◆ **SOURCE EXCERPT**:
+ + +
This dissertation presents guidance law of final approach for unidirectional docking of an underactuated AUV (Autonomous Underwater Vehicle) with drift.
The AUVs have been in the spotlight as devices to survey oceanography. The vehicle gets around without any physical connections in deep-sea and accomplish the tasks autonomously. Operation range is restricted by battery capability while amount of data is limited by mass storage device. To overcome these restrictions, underwater docking for battery recharge and communication technology have come to the fore. For safety docking, precise and robust guidance is demanded.
In this dissertation, guidance for unidirectional approach docking of an underactuated underwater vehicle with drift wii be considered and investigated.
Number of actuators of the vehicle are less than degrees of freedom to increase dynamic efficiency and to decrease weight and cost in many cases. Configuration of a slender body with two rudders and two elevators in the buttock including one propeller thruster is most typical. In this case, drift angle exists when there are ocean currents and the vehicle’s heading and course become different.
Unidirectional docking is analogous with landing of airplanes having constraints with respect to position, attitude and motion. But, if there is drift, control inputs to satisfying the constraint attitude and motion are in conflict with each other. Guidance laws considering this conflict and satisfying all contraints are proposed.
First, mathematical modeling of the underactuated AUV and ocean currents are introduced. Dynamic characteristics of the vehicle are shown.
Second, modeling of a docking station that permits only unidirectional approach is also introduced. By referring actual well-made docking stations, a funnel-shape entry section is modeled by using a sector. And constraints are also specified with respect to position, attitude and motion. This sector-form model of the docking station becomes a regi...
+ + +
◆ **SHORT TASK 1**:
Repeat the part of the docking abstract between "The AUVs have" and "guidance is demanded.", inclusive.
The docking abstract above has no connection to the entries that come next.

◆ **DATA TO PROCESS**:
+ + +
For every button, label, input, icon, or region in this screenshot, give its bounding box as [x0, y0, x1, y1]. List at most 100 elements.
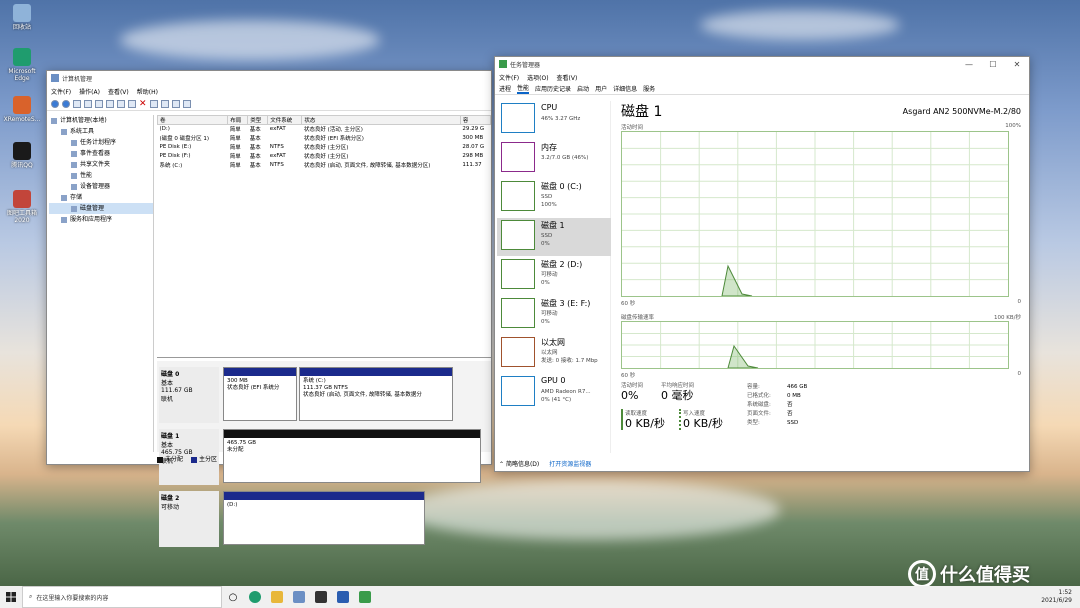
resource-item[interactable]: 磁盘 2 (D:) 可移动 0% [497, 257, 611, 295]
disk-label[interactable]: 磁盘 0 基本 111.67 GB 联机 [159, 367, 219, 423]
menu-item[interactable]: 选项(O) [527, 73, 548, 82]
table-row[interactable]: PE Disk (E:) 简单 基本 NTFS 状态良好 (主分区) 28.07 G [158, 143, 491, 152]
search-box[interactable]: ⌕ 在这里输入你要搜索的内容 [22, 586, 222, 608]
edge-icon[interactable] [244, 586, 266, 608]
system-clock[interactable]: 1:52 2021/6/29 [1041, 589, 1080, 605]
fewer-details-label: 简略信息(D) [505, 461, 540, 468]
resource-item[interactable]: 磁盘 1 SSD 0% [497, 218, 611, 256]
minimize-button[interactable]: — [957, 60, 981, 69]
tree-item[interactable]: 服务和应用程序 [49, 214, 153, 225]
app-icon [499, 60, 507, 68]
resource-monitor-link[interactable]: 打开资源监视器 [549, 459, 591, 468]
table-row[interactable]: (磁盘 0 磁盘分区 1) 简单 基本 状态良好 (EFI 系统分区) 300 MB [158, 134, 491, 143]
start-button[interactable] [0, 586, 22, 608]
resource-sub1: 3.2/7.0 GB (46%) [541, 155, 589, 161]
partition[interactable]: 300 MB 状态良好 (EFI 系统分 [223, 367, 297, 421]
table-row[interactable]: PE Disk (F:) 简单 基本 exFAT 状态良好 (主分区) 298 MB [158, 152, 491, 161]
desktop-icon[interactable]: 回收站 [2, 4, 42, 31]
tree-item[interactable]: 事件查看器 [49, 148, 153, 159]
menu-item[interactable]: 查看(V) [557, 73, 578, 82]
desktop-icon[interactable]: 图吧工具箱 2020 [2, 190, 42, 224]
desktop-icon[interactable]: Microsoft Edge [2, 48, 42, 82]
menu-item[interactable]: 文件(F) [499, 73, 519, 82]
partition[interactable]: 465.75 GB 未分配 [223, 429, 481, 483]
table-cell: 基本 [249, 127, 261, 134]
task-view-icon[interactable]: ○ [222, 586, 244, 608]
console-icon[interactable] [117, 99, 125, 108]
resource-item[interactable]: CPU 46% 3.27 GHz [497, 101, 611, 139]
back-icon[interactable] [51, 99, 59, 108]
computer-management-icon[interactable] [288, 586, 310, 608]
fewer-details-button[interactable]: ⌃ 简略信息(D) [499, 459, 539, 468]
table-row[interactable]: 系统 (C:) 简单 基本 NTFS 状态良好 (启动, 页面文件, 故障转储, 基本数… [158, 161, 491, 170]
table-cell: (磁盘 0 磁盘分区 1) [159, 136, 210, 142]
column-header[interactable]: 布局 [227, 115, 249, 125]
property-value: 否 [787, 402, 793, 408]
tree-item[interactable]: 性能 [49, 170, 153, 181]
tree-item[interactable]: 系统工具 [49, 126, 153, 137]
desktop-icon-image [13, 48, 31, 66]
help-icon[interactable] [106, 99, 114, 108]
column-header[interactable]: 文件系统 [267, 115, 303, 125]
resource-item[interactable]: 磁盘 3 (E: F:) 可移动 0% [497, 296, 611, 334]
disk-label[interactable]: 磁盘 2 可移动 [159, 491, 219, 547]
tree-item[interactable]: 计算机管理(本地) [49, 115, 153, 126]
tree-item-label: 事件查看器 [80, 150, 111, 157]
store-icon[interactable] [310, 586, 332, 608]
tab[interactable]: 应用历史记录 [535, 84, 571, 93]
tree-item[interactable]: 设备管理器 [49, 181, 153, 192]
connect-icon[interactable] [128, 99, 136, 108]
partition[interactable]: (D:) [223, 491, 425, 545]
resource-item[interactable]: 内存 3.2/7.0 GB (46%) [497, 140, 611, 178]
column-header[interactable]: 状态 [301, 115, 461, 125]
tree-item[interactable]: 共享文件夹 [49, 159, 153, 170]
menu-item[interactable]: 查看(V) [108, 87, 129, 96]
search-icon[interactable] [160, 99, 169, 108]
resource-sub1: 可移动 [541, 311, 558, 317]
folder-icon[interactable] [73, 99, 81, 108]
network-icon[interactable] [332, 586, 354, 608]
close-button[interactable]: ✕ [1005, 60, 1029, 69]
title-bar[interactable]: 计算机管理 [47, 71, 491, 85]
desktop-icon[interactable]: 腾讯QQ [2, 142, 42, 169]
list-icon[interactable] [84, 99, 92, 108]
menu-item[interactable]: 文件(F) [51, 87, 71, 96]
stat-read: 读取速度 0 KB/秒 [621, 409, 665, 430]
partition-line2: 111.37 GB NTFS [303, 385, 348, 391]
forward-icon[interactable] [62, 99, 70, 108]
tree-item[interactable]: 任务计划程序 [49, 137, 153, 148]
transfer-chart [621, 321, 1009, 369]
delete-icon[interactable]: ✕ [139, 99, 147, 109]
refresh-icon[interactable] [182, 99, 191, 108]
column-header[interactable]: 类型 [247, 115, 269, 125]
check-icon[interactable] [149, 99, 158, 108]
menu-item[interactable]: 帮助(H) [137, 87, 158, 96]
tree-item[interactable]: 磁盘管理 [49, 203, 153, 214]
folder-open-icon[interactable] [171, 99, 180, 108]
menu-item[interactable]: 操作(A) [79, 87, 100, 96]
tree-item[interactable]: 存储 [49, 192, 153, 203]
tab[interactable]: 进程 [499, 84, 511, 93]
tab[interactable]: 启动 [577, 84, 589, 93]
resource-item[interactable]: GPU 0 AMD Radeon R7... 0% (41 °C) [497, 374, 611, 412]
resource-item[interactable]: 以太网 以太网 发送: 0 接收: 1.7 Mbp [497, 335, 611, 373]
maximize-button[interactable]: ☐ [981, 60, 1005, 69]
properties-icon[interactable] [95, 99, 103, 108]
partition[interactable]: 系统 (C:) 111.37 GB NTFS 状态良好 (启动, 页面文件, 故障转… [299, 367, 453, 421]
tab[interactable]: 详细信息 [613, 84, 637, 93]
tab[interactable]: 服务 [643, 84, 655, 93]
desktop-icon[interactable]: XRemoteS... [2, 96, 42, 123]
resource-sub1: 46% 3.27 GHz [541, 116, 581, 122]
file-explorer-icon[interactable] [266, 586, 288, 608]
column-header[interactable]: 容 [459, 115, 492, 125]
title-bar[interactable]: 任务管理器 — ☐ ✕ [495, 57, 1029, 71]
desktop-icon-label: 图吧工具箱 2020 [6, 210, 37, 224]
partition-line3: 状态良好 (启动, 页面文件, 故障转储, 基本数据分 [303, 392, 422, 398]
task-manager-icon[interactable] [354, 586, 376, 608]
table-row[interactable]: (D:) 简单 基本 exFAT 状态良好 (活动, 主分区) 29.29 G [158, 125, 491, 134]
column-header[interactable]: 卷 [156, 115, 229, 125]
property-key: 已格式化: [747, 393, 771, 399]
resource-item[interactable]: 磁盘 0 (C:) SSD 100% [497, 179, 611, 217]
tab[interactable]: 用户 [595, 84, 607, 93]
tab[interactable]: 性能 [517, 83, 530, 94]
+ + +
◆ **SHORT TASK 2**:
Reproduce only the entry lines between the line holding "resource-item[interactable]: 磁盘 2" and the line holding "edge-icon[interactable] [244, 586, 266, 608]", inclusive.

◆ **EXPECTED ANSWER 1**:
The AUVs have been in the spotlight as devices to survey oceanography. The vehicle gets around without any physical connections in deep-sea and accomplish the tasks autonomously. Operation range is restricted by battery capability while amount of data is limited by mass storage device. To overcome these restrictions, underwater docking for battery recharge and communication technology have come to the fore. For safety docking, precise and robust guidance is demanded.

◆ **EXPECTED ANSWER 2**:
resource-item[interactable]: 磁盘 2 (D:) 可移动 0% [497, 257, 611, 295]
disk-label[interactable]: 磁盘 0 基本 111.67 GB 联机 [159, 367, 219, 423]
menu-item[interactable]: 选项(O) [527, 73, 548, 82]
table-row[interactable]: PE Disk (E:) 简单 基本 NTFS 状态良好 (主分区) 28.07 G [158, 143, 491, 152]
search-box[interactable]: ⌕ 在这里输入你要搜索的内容 [22, 586, 222, 608]
edge-icon[interactable] [244, 586, 266, 608]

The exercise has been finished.